REQUIRED TASK:
Restate, word for word, every line of the data.

Extracted records:
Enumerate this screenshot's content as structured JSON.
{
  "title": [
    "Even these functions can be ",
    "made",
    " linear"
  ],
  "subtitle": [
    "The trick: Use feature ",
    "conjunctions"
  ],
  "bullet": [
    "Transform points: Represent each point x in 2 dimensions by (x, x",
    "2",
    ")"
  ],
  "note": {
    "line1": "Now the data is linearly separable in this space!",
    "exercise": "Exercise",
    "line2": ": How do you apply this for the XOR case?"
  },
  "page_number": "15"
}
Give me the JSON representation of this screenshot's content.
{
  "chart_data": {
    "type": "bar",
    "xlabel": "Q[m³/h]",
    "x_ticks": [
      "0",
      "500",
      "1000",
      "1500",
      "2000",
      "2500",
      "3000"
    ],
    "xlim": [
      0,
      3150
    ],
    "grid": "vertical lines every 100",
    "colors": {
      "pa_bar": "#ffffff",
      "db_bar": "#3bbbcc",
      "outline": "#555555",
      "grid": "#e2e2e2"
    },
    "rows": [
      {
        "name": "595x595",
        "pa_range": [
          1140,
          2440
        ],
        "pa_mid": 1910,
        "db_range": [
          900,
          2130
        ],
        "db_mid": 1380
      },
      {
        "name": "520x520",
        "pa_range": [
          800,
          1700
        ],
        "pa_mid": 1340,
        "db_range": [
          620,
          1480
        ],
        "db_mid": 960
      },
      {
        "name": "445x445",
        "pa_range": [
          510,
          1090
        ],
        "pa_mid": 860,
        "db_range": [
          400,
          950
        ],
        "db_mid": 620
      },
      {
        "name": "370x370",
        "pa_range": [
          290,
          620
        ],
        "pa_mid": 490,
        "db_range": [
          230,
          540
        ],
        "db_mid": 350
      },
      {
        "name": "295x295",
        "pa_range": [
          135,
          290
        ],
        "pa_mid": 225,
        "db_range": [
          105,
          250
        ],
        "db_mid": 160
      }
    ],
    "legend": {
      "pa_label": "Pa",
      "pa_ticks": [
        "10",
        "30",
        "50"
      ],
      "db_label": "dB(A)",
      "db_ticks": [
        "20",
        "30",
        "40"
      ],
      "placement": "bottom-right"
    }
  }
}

EXERCISE RESULT:
Enumerate this screenshot's content as structured JSON.
{
  "title": [
    "Even these functions can be ",
    "made",
    " linear"
  ],
  "subtitle": [
    "The trick: Use feature ",
    "conjunctions"
  ],
  "bullet": [
    "Transform points: Represent each point x in 2 dimensions by (x, x",
    "2",
    ")"
  ],
  "note": {
    "line1": "Now the data is linearly separable in this space!",
    "exercise": "Exercise",
    "line2": ": How do you apply this for the XOR case?"
  },
  "page_number": "15"
}
Give me the JSON representation of this screenshot's content.
{
  "chart_data": {
    "type": "bar",
    "xlabel": "Q[m³/h]",
    "x_ticks": [
      "0",
      "500",
      "1000",
      "1500",
      "2000",
      "2500",
      "3000"
    ],
    "xlim": [
      0,
      3150
    ],
    "grid": "vertical lines every 100",
    "colors": {
      "pa_bar": "#ffffff",
      "db_bar": "#3bbbcc",
      "outline": "#555555",
      "grid": "#e2e2e2"
    },
    "rows": [
      {
        "name": "595x595",
        "pa_range": [
          1140,
          2440
        ],
        "pa_mid": 1910,
        "db_range": [
          900,
          2130
        ],
        "db_mid": 1380
      },
      {
        "name": "520x520",
        "pa_range": [
          800,
          1700
        ],
        "pa_mid": 1340,
        "db_range": [
          620,
          1480
        ],
        "db_mid": 960
      },
      {
        "name": "445x445",
        "pa_range": [
          510,
          1090
        ],
        "pa_mid": 860,
        "db_range": [
          400,
          950
        ],
        "db_mid": 620
      },
      {
        "name": "370x370",
        "pa_range": [
          290,
          620
        ],
        "pa_mid": 490,
        "db_range": [
          230,
          540
        ],
        "db_mid": 350
      },
      {
        "name": "295x295",
        "pa_range": [
          135,
          290
        ],
        "pa_mid": 225,
        "db_range": [
          105,
          250
        ],
        "db_mid": 160
      }
    ],
    "legend": {
      "pa_label": "Pa",
      "pa_ticks": [
        "10",
        "30",
        "50"
      ],
      "db_label": "dB(A)",
      "db_ticks": [
        "20",
        "30",
        "40"
      ],
      "placement": "bottom-right"
    }
  }
}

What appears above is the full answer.